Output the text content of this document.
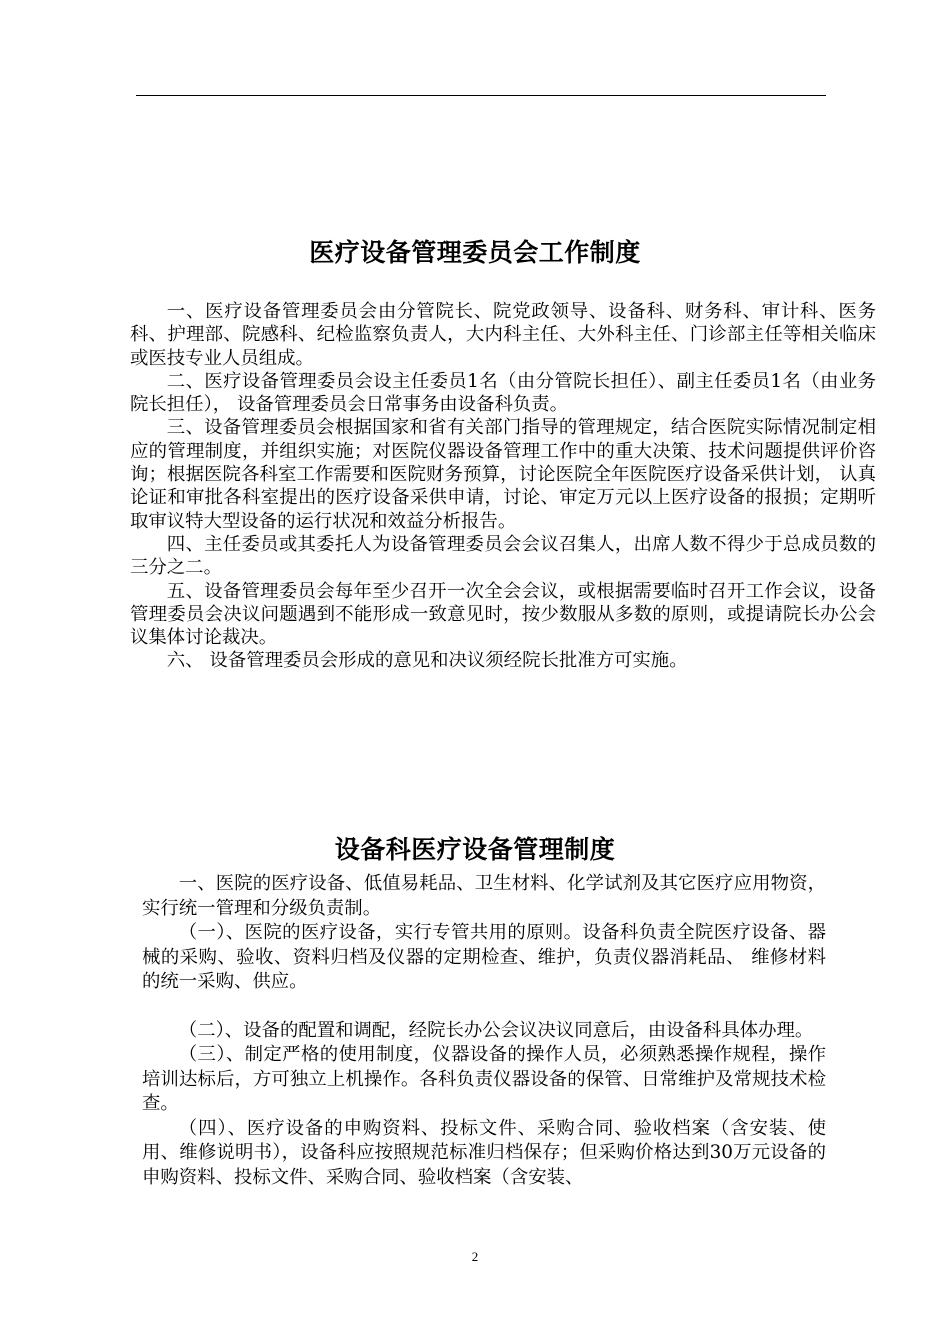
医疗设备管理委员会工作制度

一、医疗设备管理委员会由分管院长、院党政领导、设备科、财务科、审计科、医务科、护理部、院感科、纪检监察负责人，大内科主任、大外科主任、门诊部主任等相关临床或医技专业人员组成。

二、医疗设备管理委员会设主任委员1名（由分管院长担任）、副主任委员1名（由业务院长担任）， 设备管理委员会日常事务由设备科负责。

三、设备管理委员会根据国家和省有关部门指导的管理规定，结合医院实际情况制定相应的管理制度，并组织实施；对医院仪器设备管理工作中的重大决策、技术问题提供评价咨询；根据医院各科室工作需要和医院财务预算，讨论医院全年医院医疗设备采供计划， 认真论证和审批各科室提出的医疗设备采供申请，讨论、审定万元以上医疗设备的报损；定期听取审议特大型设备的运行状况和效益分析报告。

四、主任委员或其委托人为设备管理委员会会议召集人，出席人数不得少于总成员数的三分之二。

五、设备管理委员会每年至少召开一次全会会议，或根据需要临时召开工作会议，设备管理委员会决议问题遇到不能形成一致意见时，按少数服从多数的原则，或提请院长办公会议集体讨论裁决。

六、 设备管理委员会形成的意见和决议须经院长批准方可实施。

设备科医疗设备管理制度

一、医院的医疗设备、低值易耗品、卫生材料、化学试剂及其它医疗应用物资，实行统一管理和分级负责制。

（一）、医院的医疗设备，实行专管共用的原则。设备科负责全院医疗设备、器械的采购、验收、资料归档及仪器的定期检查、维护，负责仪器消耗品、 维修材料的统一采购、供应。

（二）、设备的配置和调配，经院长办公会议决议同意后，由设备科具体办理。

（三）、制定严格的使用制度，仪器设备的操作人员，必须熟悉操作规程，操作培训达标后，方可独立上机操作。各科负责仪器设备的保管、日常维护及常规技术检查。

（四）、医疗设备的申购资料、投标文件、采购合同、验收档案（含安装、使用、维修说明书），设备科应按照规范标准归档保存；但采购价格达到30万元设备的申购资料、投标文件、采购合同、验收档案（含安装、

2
==
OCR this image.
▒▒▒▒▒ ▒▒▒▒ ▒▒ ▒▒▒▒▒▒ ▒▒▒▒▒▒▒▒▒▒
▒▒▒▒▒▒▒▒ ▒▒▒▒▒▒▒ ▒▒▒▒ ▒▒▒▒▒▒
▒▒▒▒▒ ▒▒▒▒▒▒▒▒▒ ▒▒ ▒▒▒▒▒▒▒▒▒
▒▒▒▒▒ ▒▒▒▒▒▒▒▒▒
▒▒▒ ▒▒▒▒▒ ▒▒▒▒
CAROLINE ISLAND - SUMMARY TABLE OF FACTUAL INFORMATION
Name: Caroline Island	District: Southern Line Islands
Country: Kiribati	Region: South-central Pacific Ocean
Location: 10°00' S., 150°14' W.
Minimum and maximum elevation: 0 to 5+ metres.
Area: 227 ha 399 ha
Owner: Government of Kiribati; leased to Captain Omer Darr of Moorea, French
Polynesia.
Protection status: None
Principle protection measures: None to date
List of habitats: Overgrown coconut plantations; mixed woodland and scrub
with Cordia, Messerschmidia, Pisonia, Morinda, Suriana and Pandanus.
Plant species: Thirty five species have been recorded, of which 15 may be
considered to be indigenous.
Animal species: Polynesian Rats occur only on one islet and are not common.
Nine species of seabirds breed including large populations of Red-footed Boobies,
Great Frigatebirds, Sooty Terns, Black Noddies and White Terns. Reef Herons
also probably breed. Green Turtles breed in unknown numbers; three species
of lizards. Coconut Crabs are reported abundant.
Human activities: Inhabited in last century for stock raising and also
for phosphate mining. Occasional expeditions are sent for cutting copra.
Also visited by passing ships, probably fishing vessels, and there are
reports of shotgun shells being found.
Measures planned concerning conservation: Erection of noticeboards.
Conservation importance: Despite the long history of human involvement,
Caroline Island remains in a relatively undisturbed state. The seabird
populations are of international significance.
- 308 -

TO BE DONE:
Identify the lines above with the word "this". Copy them.

TASK RESULT:
Output the text content of this document.
OCR this image.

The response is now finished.